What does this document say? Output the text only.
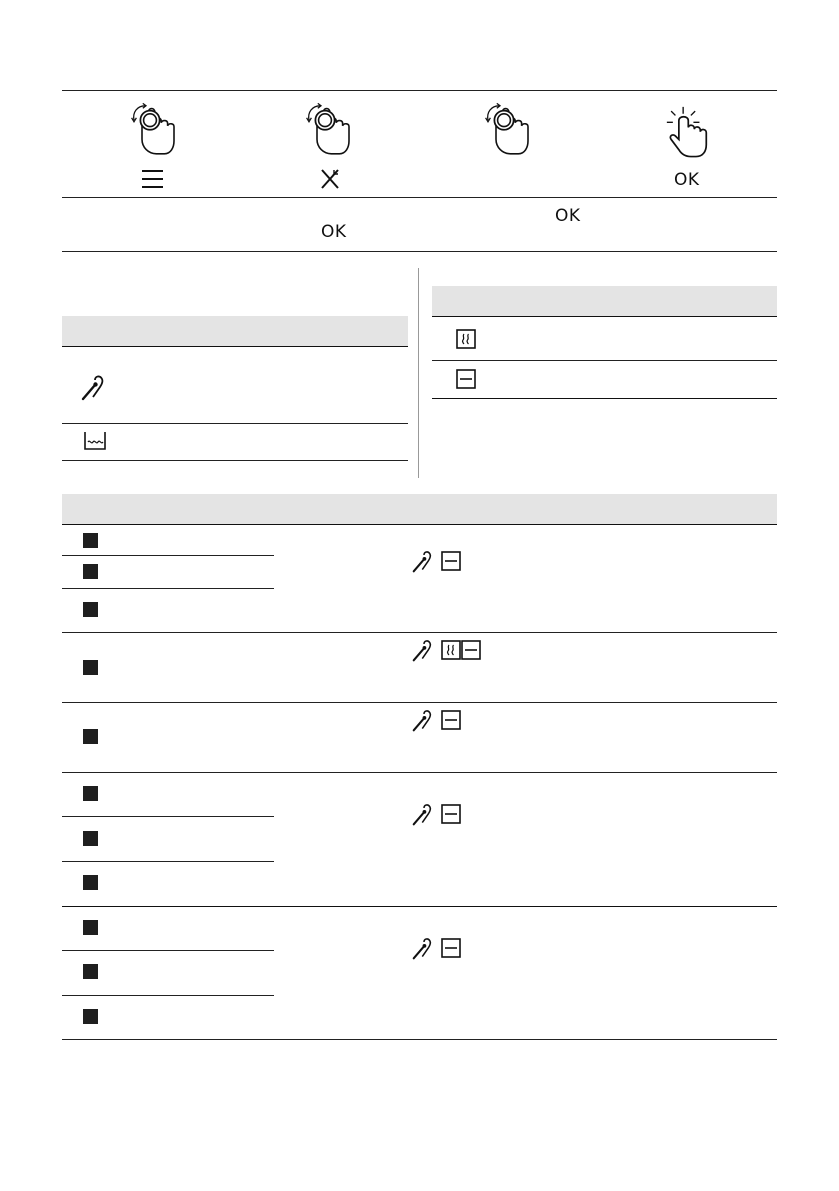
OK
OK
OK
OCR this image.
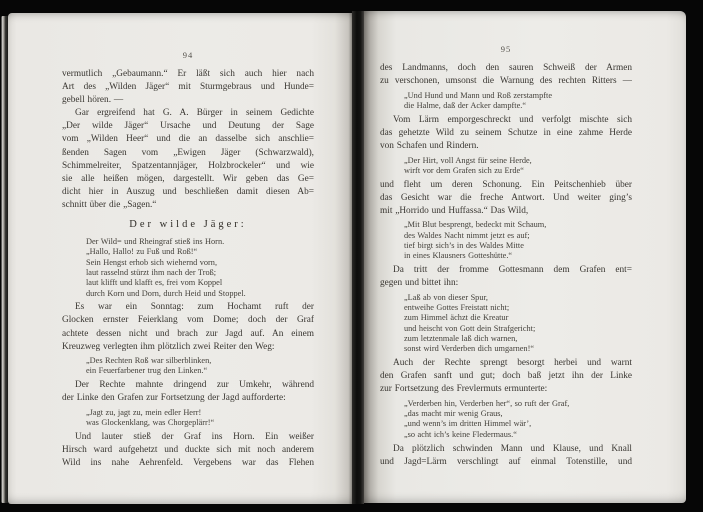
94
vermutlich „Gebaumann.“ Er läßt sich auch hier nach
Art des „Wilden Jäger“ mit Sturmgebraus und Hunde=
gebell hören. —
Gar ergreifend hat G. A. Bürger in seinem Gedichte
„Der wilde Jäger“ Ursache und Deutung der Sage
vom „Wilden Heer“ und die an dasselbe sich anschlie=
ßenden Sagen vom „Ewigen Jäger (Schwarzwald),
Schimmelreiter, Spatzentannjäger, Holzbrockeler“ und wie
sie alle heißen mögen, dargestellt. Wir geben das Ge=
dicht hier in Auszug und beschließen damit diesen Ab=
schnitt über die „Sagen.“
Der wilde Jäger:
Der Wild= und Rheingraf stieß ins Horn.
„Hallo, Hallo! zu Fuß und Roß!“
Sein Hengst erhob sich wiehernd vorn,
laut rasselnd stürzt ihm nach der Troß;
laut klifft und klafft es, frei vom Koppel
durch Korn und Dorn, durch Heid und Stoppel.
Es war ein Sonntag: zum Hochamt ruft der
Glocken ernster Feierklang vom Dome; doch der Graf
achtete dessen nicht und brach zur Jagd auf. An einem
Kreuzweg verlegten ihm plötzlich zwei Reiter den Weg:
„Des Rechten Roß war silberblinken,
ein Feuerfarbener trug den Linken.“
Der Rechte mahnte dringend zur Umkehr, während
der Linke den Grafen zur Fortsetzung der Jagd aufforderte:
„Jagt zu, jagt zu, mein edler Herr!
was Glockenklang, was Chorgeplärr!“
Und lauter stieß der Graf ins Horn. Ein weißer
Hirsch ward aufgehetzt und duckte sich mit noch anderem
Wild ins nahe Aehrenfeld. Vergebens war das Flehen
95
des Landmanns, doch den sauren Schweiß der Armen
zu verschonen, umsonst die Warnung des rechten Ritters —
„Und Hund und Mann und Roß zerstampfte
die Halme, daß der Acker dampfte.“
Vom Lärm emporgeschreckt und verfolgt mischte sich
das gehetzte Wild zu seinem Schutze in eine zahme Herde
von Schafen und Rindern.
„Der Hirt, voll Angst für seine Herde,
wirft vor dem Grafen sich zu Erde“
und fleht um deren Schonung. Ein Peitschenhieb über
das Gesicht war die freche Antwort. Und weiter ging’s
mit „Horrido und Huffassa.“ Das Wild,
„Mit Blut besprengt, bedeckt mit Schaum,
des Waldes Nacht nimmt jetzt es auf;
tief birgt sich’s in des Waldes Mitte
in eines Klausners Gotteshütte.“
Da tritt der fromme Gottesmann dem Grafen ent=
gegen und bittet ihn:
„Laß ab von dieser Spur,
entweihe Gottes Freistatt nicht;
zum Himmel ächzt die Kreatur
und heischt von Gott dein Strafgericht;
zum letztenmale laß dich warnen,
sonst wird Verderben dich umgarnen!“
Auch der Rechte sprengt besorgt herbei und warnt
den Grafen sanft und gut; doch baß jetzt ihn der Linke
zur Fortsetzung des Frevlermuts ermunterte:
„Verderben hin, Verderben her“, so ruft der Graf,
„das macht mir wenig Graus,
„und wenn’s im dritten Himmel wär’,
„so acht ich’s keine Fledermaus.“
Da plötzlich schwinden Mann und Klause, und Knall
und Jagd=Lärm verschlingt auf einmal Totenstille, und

◇ ◇ ◇ ◇ ◇ ◇ ◇

WRITTEN PROBLEM:
Using the data above, write out every line exactly, leaving the images behind.

RESULT OF THIS EXERCISE:
What does this document say? Output the text only.
OK
OK
OK
OCR this image.
94
vermutlich „Gebaumann.“ Er läßt sich auch hier nach
Art des „Wilden Jäger“ mit Sturmgebraus und Hunde=
gebell hören. —
Gar ergreifend hat G. A. Bürger in seinem Gedichte
„Der wilde Jäger“ Ursache und Deutung der Sage
vom „Wilden Heer“ und die an dasselbe sich anschlie=
ßenden Sagen vom „Ewigen Jäger (Schwarzwald),
Schimmelreiter, Spatzentannjäger, Holzbrockeler“ und wie
sie alle heißen mögen, dargestellt. Wir geben das Ge=
dicht hier in Auszug und beschließen damit diesen Ab=
schnitt über die „Sagen.“
Der wilde Jäger:
Der Wild= und Rheingraf stieß ins Horn.
„Hallo, Hallo! zu Fuß und Roß!“
Sein Hengst erhob sich wiehernd vorn,
laut rasselnd stürzt ihm nach der Troß;
laut klifft und klafft es, frei vom Koppel
durch Korn und Dorn, durch Heid und Stoppel.
Es war ein Sonntag: zum Hochamt ruft der
Glocken ernster Feierklang vom Dome; doch der Graf
achtete dessen nicht und brach zur Jagd auf. An einem
Kreuzweg verlegten ihm plötzlich zwei Reiter den Weg:
„Des Rechten Roß war silberblinken,
ein Feuerfarbener trug den Linken.“
Der Rechte mahnte dringend zur Umkehr, während
der Linke den Grafen zur Fortsetzung der Jagd aufforderte:
„Jagt zu, jagt zu, mein edler Herr!
was Glockenklang, was Chorgeplärr!“
Und lauter stieß der Graf ins Horn. Ein weißer
Hirsch ward aufgehetzt und duckte sich mit noch anderem
Wild ins nahe Aehrenfeld. Vergebens war das Flehen
95
des Landmanns, doch den sauren Schweiß der Armen
zu verschonen, umsonst die Warnung des rechten Ritters —
„Und Hund und Mann und Roß zerstampfte
die Halme, daß der Acker dampfte.“
Vom Lärm emporgeschreckt und verfolgt mischte sich
das gehetzte Wild zu seinem Schutze in eine zahme Herde
von Schafen und Rindern.
„Der Hirt, voll Angst für seine Herde,
wirft vor dem Grafen sich zu Erde“
und fleht um deren Schonung. Ein Peitschenhieb über
das Gesicht war die freche Antwort. Und weiter ging’s
mit „Horrido und Huffassa.“ Das Wild,
„Mit Blut besprengt, bedeckt mit Schaum,
des Waldes Nacht nimmt jetzt es auf;
tief birgt sich’s in des Waldes Mitte
in eines Klausners Gotteshütte.“
Da tritt der fromme Gottesmann dem Grafen ent=
gegen und bittet ihn:
„Laß ab von dieser Spur,
entweihe Gottes Freistatt nicht;
zum Himmel ächzt die Kreatur
und heischt von Gott dein Strafgericht;
zum letztenmale laß dich warnen,
sonst wird Verderben dich umgarnen!“
Auch der Rechte sprengt besorgt herbei und warnt
den Grafen sanft und gut; doch baß jetzt ihn der Linke
zur Fortsetzung des Frevlermuts ermunterte:
„Verderben hin, Verderben her“, so ruft der Graf,
„das macht mir wenig Graus,
„und wenn’s im dritten Himmel wär’,
„so acht ich’s keine Fledermaus.“
Da plötzlich schwinden Mann und Klause, und Knall
und Jagd=Lärm verschlingt auf einmal Totenstille, und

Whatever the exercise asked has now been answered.